▸ **YOUR GOAL**: Output all lines exactly, with nothing added or dropped.

[Dataset items]
● ● ● ●

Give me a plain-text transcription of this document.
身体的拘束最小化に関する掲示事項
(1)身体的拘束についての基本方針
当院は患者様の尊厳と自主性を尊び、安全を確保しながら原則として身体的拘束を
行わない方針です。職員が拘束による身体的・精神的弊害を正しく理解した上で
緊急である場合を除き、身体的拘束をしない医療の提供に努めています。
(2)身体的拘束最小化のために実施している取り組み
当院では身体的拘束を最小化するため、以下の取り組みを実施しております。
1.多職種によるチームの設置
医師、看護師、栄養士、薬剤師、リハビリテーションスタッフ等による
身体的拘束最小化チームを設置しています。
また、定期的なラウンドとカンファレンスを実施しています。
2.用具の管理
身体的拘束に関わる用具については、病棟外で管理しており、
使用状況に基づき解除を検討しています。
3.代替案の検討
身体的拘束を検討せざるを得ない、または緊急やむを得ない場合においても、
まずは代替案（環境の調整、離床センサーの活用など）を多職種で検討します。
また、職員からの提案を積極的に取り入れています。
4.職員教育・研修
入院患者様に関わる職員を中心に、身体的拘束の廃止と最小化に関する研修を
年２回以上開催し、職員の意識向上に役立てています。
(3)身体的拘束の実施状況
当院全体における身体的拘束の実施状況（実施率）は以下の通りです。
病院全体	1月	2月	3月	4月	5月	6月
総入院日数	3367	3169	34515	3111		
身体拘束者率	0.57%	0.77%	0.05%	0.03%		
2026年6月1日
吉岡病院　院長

● ● ● ●

▸ **EXPECTED ANSWER**:
Give me a plain-text transcription of this document.
身体的拘束最小化に関する掲示事項
(1)身体的拘束についての基本方針
当院は患者様の尊厳と自主性を尊び、安全を確保しながら原則として身体的拘束を
行わない方針です。職員が拘束による身体的・精神的弊害を正しく理解した上で
緊急である場合を除き、身体的拘束をしない医療の提供に努めています。
(2)身体的拘束最小化のために実施している取り組み
当院では身体的拘束を最小化するため、以下の取り組みを実施しております。
1.多職種によるチームの設置
医師、看護師、栄養士、薬剤師、リハビリテーションスタッフ等による
身体的拘束最小化チームを設置しています。
また、定期的なラウンドとカンファレンスを実施しています。
2.用具の管理
身体的拘束に関わる用具については、病棟外で管理しており、
使用状況に基づき解除を検討しています。
3.代替案の検討
身体的拘束を検討せざるを得ない、または緊急やむを得ない場合においても、
まずは代替案（環境の調整、離床センサーの活用など）を多職種で検討します。
また、職員からの提案を積極的に取り入れています。
4.職員教育・研修
入院患者様に関わる職員を中心に、身体的拘束の廃止と最小化に関する研修を
年２回以上開催し、職員の意識向上に役立てています。
(3)身体的拘束の実施状況
当院全体における身体的拘束の実施状況（実施率）は以下の通りです。
病院全体	1月	2月	3月	4月	5月	6月
総入院日数	3367	3169	34515	3111		
身体拘束者率	0.57%	0.77%	0.05%	0.03%		
2026年6月1日
吉岡病院　院長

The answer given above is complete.